— ASSIGNED TASK —
Search through the entries for the word "manganese" and copy every line that has it.

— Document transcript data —
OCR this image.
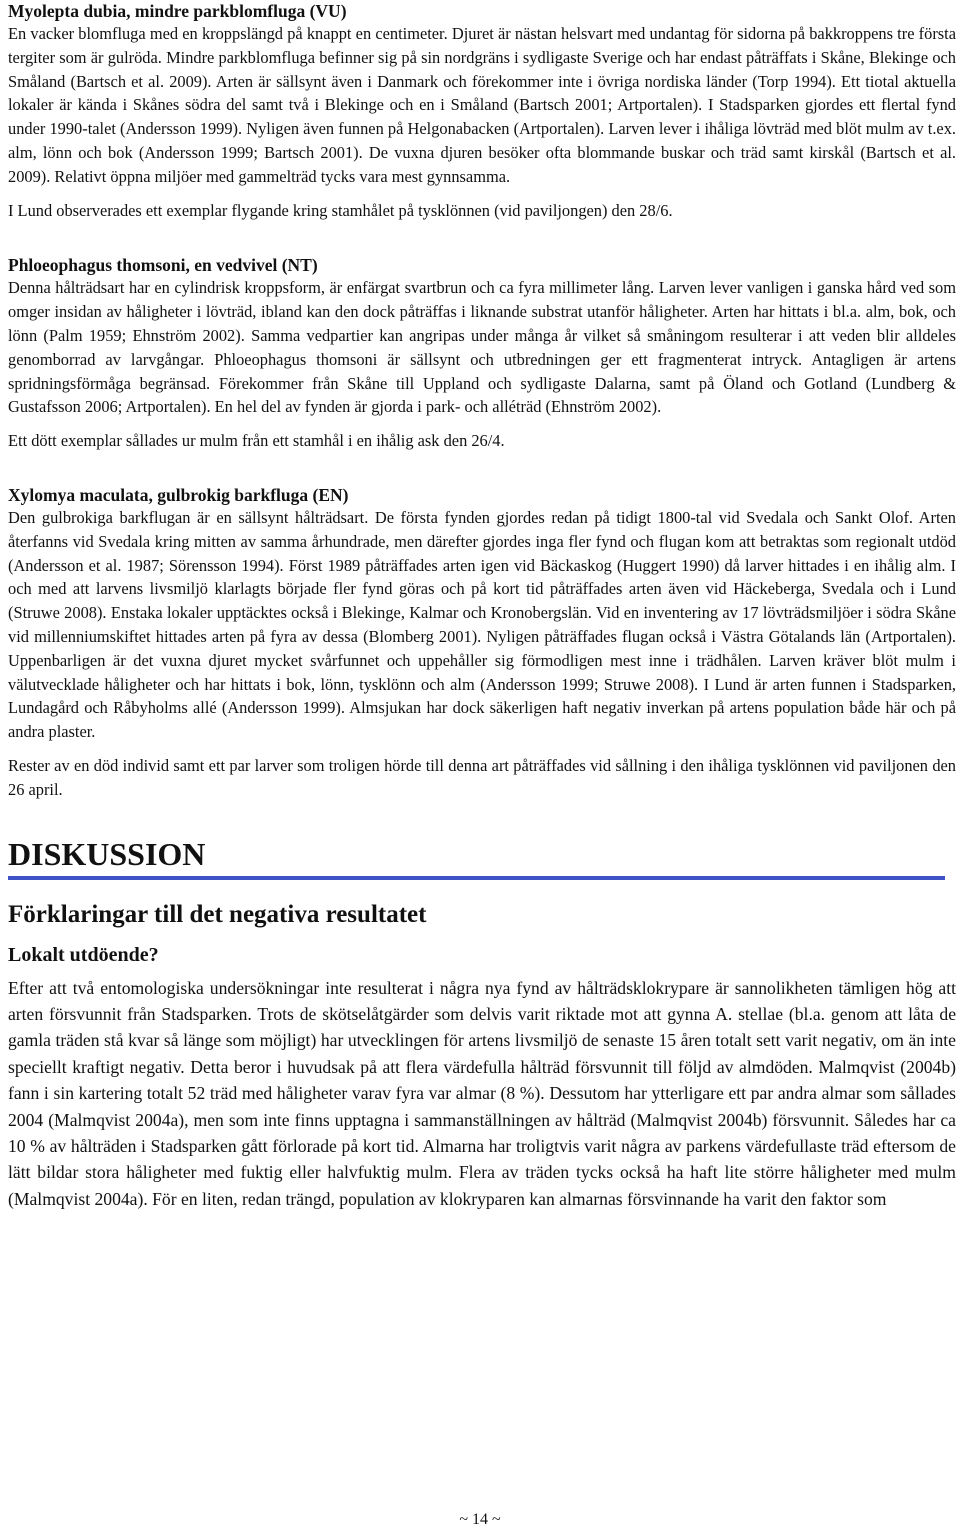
Myolepta dubia, mindre parkblomfluga (VU)

En vacker blomfluga med en kroppslängd på knappt en centimeter. Djuret är nästan helsvart med undantag för sidorna på bakkroppens tre första tergiter som är gulröda. Mindre parkblomfluga befinner sig på sin nordgräns i sydligaste Sverige och har endast påträffats i Skåne, Blekinge och Småland (Bartsch et al. 2009). Arten är sällsynt även i Danmark och förekommer inte i övriga nordiska länder (Torp 1994). Ett tiotal aktuella lokaler är kända i Skånes södra del samt två i Blekinge och en i Småland (Bartsch 2001; Artportalen). I Stadsparken gjordes ett flertal fynd under 1990-talet (Andersson 1999). Nyligen även funnen på Helgonabacken (Artportalen). Larven lever i ihåliga lövträd med blöt mulm av t.ex. alm, lönn och bok (Andersson 1999; Bartsch 2001). De vuxna djuren besöker ofta blommande buskar och träd samt kirskål (Bartsch et al. 2009). Relativt öppna miljöer med gammelträd tycks vara mest gynnsamma.

I Lund observerades ett exemplar flygande kring stamhålet på tysklönnen (vid paviljongen) den 28/6.

Phloeophagus thomsoni, en vedvivel (NT)

Denna hålträdsart har en cylindrisk kroppsform, är enfärgat svartbrun och ca fyra millimeter lång. Larven lever vanligen i ganska hård ved som omger insidan av håligheter i lövträd, ibland kan den dock påträffas i liknande substrat utanför håligheter. Arten har hittats i bl.a. alm, bok, och lönn (Palm 1959; Ehnström 2002). Samma vedpartier kan angripas under många år vilket så småningom resulterar i att veden blir alldeles genomborrad av larvgångar. Phloeophagus thomsoni är sällsynt och utbredningen ger ett fragmenterat intryck. Antagligen är artens spridningsförmåga begränsad. Förekommer från Skåne till Uppland och sydligaste Dalarna, samt på Öland och Gotland (Lundberg & Gustafsson 2006; Artportalen). En hel del av fynden är gjorda i park- och alléträd (Ehnström 2002).

Ett dött exemplar sållades ur mulm från ett stamhål i en ihålig ask den 26/4.

Xylomya maculata, gulbrokig barkfluga (EN)

Den gulbrokiga barkflugan är en sällsynt hålträdsart. De första fynden gjordes redan på tidigt 1800-tal vid Svedala och Sankt Olof. Arten återfanns vid Svedala kring mitten av samma århundrade, men därefter gjordes inga fler fynd och flugan kom att betraktas som regionalt utdöd (Andersson et al. 1987; Sörensson 1994). Först 1989 påträffades arten igen vid Bäckaskog (Huggert 1990) då larver hittades i en ihålig alm. I och med att larvens livsmiljö klarlagts började fler fynd göras och på kort tid påträffades arten även vid Häckeberga, Svedala och i Lund (Struwe 2008). Enstaka lokaler upptäcktes också i Blekinge, Kalmar och Kronobergslän. Vid en inventering av 17 lövträdsmiljöer i södra Skåne vid millenniumskiftet hittades arten på fyra av dessa (Blomberg 2001). Nyligen påträffades flugan också i Västra Götalands län (Artportalen). Uppenbarligen är det vuxna djuret mycket svårfunnet och uppehåller sig förmodligen mest inne i trädhålen. Larven kräver blöt mulm i välutvecklade håligheter och har hittats i bok, lönn, tysklönn och alm (Andersson 1999; Struwe 2008). I Lund är arten funnen i Stadsparken, Lundagård och Råbyholms allé (Andersson 1999). Almsjukan har dock säkerligen haft negativ inverkan på artens population både här och på andra plaster.

Rester av en död individ samt ett par larver som troligen hörde till denna art påträffades vid sållning i den ihåliga tysklönnen vid paviljonen den 26 april.

DISKUSSION
Förklaringar till det negativa resultatet
Lokalt utdöende?

Efter att två entomologiska undersökningar inte resulterat i några nya fynd av hålträdsklokrypare är sannolikheten tämligen hög att arten försvunnit från Stadsparken. Trots de skötselåtgärder som delvis varit riktade mot att gynna A. stellae (bl.a. genom att låta de gamla träden stå kvar så länge som möjligt) har utvecklingen för artens livsmiljö de senaste 15 åren totalt sett varit negativ, om än inte speciellt kraftigt negativ. Detta beror i huvudsak på att flera värdefulla hålträd försvunnit till följd av almdöden. Malmqvist (2004b) fann i sin kartering totalt 52 träd med håligheter varav fyra var almar (8 %). Dessutom har ytterligare ett par andra almar som sållades 2004 (Malmqvist 2004a), men som inte finns upptagna i sammanställningen av hålträd (Malmqvist 2004b) försvunnit. Således har ca 10 % av hålträden i Stadsparken gått förlorade på kort tid. Almarna har troligtvis varit några av parkens värdefullaste träd eftersom de lätt bildar stora håligheter med fuktig eller halvfuktig mulm. Flera av träden tycks också ha haft lite större håligheter med mulm (Malmqvist 2004a). För en liten, redan trängd, population av klokryparen kan almarnas försvinnande ha varit den faktor som

~ 14 ~
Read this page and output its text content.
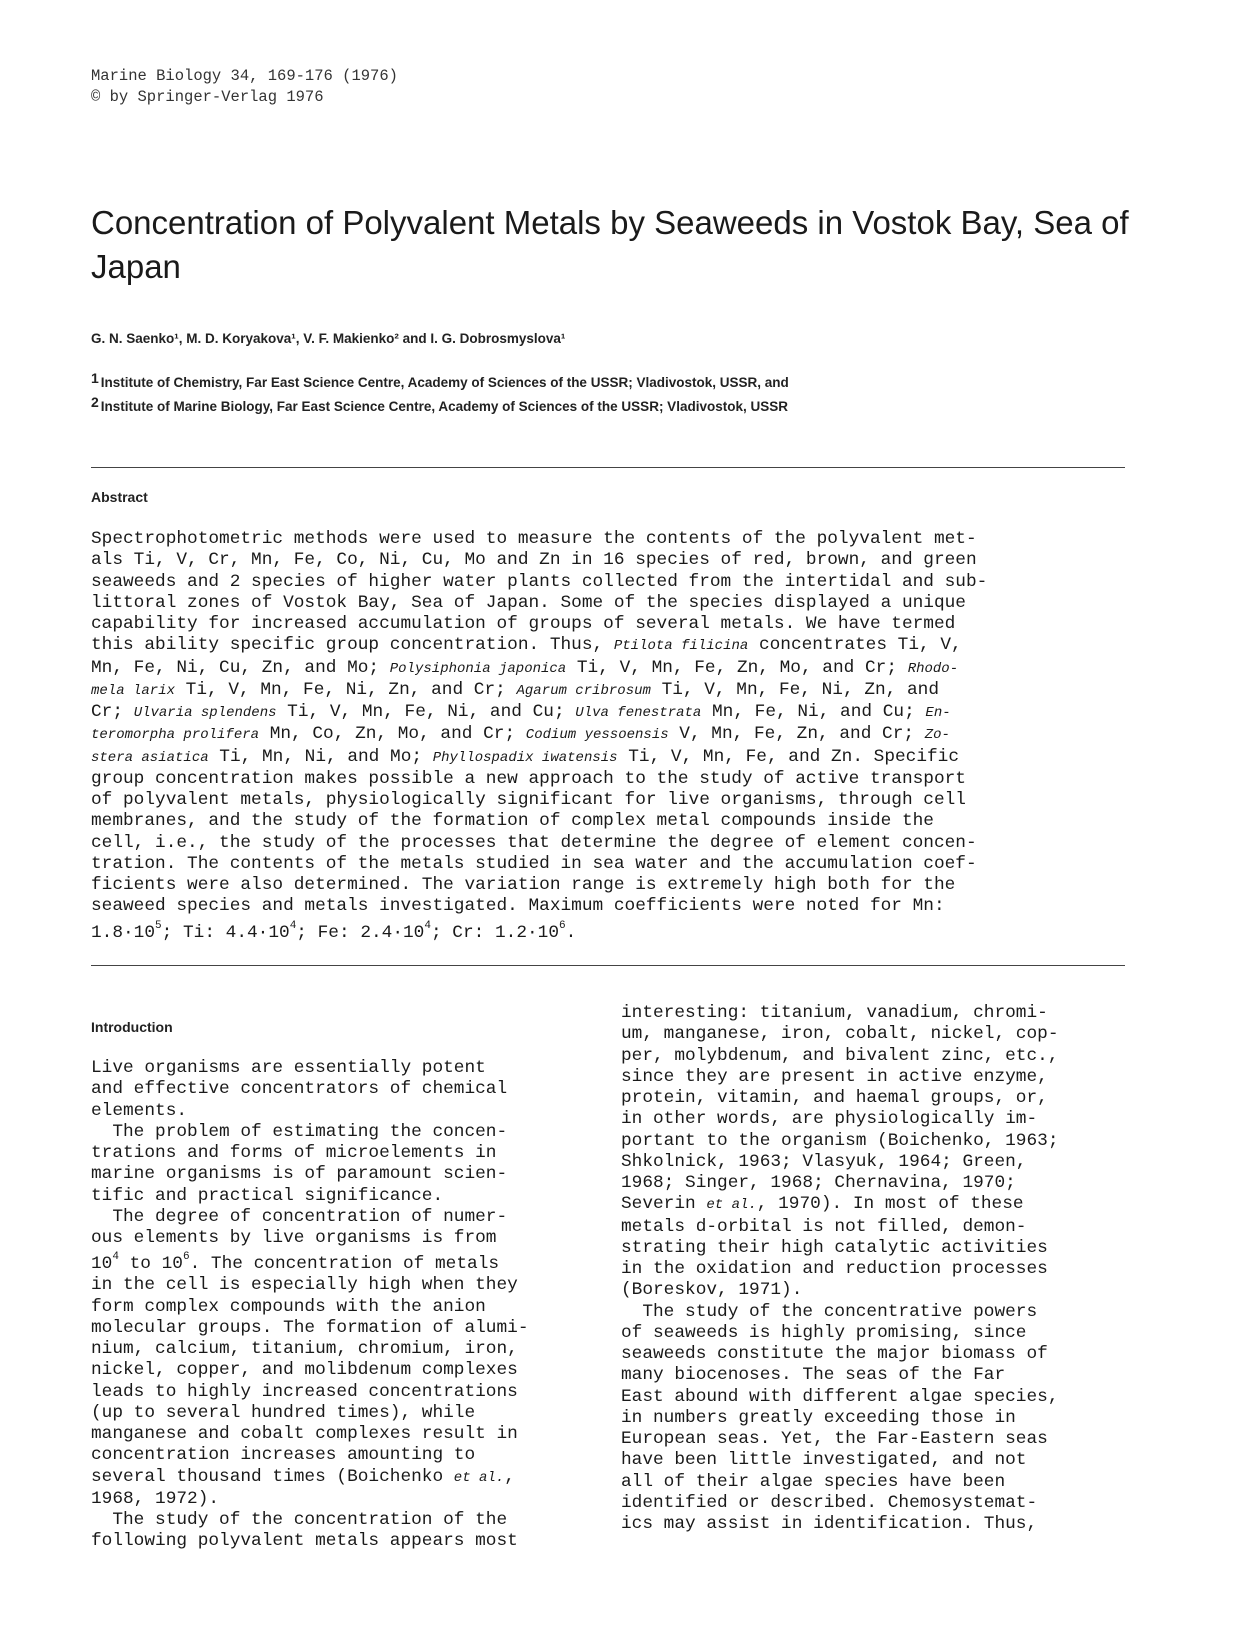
Marine Biology 34, 169-176 (1976)
© by Springer-Verlag 1976
Concentration of Polyvalent Metals by Seaweeds in Vostok Bay, Sea of Japan
G. N. Saenko¹, M. D. Koryakova¹, V. F. Makienko² and I. G. Dobrosmyslova¹
1 Institute of Chemistry, Far East Science Centre, Academy of Sciences of the USSR; Vladivostok, USSR, and
2 Institute of Marine Biology, Far East Science Centre, Academy of Sciences of the USSR; Vladivostok, USSR
Abstract
Spectrophotometric methods were used to measure the contents of the polyvalent met-
als Ti, V, Cr, Mn, Fe, Co, Ni, Cu, Mo and Zn in 16 species of red, brown, and green
seaweeds and 2 species of higher water plants collected from the intertidal and sub-
littoral zones of Vostok Bay, Sea of Japan. Some of the species displayed a unique
capability for increased accumulation of groups of several metals. We have termed
this ability specific group concentration. Thus, Ptilota filicina concentrates Ti, V,
Mn, Fe, Ni, Cu, Zn, and Mo; Polysiphonia japonica Ti, V, Mn, Fe, Zn, Mo, and Cr; Rhodo-
mela larix Ti, V, Mn, Fe, Ni, Zn, and Cr; Agarum cribrosum Ti, V, Mn, Fe, Ni, Zn, and
Cr; Ulvaria splendens Ti, V, Mn, Fe, Ni, and Cu; Ulva fenestrata Mn, Fe, Ni, and Cu; En-
teromorpha prolifera Mn, Co, Zn, Mo, and Cr; Codium yessoensis V, Mn, Fe, Zn, and Cr; Zo-
stera asiatica Ti, Mn, Ni, and Mo; Phyllospadix iwatensis Ti, V, Mn, Fe, and Zn. Specific
group concentration makes possible a new approach to the study of active transport
of polyvalent metals, physiologically significant for live organisms, through cell
membranes, and the study of the formation of complex metal compounds inside the
cell, i.e., the study of the processes that determine the degree of element concen-
tration. The contents of the metals studied in sea water and the accumulation coef-
ficients were also determined. The variation range is extremely high both for the
seaweed species and metals investigated. Maximum coefficients were noted for Mn:
$1.8\cdot 10^5$; Ti: $4.4\cdot 10^4$; Fe: $2.4\cdot 10^4$; Cr: $1.2\cdot 10^6$.
Introduction
Live organisms are essentially potent
and effective concentrators of chemical
elements.
The problem of estimating the concen-
trations and forms of microelements in
marine organisms is of paramount scien-
tific and practical significance.
The degree of concentration of numer-
ous elements by live organisms is from
$10^4$ to $10^6$. The concentration of metals
in the cell is especially high when they
form complex compounds with the anion
molecular groups. The formation of alumi-
nium, calcium, titanium, chromium, iron,
nickel, copper, and molibdenum complexes
leads to highly increased concentrations
(up to several hundred times), while
manganese and cobalt complexes result in
concentration increases amounting to
several thousand times (Boichenko et al.,
1968, 1972).
The study of the concentration of the
following polyvalent metals appears most
interesting: titanium, vanadium, chromi-
um, manganese, iron, cobalt, nickel, cop-
per, molybdenum, and bivalent zinc, etc.,
since they are present in active enzyme,
protein, vitamin, and haemal groups, or,
in other words, are physiologically im-
portant to the organism (Boichenko, 1963;
Shkolnick, 1963; Vlasyuk, 1964; Green,
1968; Singer, 1968; Chernavina, 1970;
Severin et al., 1970). In most of these
metals d-orbital is not filled, demon-
strating their high catalytic activities
in the oxidation and reduction processes
(Boreskov, 1971).
The study of the concentrative powers
of seaweeds is highly promising, since
seaweeds constitute the major biomass of
many biocenoses. The seas of the Far
East abound with different algae species,
in numbers greatly exceeding those in
European seas. Yet, the Far-Eastern seas
have been little investigated, and not
all of their algae species have been
identified or described. Chemosystemat-
ics may assist in identification. Thus,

— RESPONSE —
manganese and cobalt complexes result in
um, manganese, iron, cobalt, nickel, cop-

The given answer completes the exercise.